***** Raw records *****

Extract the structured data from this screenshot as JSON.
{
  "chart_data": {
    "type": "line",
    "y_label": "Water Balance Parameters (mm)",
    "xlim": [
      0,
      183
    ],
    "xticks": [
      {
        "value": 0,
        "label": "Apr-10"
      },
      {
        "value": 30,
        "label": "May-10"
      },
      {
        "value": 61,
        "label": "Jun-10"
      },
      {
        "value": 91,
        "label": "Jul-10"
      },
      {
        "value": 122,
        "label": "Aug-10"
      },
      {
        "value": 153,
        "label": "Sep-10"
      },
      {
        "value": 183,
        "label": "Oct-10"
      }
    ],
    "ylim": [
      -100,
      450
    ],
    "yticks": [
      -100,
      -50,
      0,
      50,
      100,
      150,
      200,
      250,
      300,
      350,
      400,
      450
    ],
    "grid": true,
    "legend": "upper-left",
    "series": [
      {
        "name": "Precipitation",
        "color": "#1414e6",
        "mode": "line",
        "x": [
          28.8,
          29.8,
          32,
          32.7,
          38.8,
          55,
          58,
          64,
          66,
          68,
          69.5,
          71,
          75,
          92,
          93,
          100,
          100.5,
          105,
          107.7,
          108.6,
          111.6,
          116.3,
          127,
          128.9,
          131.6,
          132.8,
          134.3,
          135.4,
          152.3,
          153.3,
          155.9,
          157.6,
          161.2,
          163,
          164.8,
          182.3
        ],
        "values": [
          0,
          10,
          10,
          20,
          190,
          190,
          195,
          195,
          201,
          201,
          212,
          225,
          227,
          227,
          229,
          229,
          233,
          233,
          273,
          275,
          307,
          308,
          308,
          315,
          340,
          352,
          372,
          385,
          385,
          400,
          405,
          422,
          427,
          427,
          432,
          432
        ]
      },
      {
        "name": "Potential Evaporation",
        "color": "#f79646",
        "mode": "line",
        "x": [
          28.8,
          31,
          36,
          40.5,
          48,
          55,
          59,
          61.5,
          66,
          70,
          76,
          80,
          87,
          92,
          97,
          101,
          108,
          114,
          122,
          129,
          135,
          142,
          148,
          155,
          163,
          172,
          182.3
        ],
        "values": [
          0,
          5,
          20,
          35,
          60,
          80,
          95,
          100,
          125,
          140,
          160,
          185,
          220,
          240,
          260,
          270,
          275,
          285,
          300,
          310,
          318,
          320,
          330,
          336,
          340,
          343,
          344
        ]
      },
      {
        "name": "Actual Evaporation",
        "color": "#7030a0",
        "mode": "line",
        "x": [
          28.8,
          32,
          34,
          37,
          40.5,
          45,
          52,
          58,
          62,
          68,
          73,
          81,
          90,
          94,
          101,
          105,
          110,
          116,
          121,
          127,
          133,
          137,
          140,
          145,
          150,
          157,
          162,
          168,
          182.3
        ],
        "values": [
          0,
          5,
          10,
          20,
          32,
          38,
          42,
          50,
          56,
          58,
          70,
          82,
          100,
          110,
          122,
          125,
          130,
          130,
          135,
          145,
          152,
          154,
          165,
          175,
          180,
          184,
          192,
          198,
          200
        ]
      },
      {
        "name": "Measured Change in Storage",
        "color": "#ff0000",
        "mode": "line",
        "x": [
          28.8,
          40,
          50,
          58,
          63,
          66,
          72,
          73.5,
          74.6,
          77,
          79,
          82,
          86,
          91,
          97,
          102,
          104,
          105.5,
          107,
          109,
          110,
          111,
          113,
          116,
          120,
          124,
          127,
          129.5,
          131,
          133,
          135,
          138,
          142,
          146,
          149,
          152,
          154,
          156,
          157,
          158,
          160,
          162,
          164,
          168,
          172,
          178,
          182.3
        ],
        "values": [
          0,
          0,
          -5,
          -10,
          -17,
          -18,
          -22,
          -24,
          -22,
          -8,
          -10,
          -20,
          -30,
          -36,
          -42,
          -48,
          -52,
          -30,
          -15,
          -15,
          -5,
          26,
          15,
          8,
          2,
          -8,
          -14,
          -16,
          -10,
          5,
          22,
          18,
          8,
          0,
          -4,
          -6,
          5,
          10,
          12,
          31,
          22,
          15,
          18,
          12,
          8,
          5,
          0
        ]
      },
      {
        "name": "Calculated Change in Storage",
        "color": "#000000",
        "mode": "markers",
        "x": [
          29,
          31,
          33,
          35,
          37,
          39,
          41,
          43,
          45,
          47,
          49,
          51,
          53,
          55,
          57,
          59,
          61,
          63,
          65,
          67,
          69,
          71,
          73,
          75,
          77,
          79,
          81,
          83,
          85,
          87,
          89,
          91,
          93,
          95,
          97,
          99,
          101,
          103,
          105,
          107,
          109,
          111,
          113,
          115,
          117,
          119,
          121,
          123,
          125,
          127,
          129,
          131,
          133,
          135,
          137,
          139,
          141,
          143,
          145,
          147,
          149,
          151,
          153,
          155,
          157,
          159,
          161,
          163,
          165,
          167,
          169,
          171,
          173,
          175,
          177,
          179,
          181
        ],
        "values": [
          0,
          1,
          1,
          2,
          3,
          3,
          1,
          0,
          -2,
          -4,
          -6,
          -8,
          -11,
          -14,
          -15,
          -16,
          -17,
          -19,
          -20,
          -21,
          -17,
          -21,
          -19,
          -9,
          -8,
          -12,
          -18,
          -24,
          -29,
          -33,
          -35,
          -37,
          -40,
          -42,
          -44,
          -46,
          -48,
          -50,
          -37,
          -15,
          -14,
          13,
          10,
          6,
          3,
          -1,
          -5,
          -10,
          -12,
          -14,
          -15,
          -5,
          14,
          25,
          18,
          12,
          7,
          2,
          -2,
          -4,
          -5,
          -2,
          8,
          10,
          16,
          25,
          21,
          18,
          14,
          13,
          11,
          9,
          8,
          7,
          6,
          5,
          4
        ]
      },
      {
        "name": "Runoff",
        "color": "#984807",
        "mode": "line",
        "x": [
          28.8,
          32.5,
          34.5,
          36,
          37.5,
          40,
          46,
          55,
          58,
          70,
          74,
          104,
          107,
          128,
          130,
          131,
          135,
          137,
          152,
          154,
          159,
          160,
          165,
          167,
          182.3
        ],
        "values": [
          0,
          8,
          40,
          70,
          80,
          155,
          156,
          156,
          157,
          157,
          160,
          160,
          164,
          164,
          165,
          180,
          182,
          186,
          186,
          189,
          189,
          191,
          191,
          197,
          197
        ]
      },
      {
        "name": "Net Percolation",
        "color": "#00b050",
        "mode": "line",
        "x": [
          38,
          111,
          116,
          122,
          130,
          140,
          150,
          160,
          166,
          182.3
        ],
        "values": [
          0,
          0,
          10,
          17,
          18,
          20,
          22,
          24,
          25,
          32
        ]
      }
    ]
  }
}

*****

Extract all lines that hold the word "Change".

        "name": "Measured Change in Storage",
        "name": "Calculated Change in Storage",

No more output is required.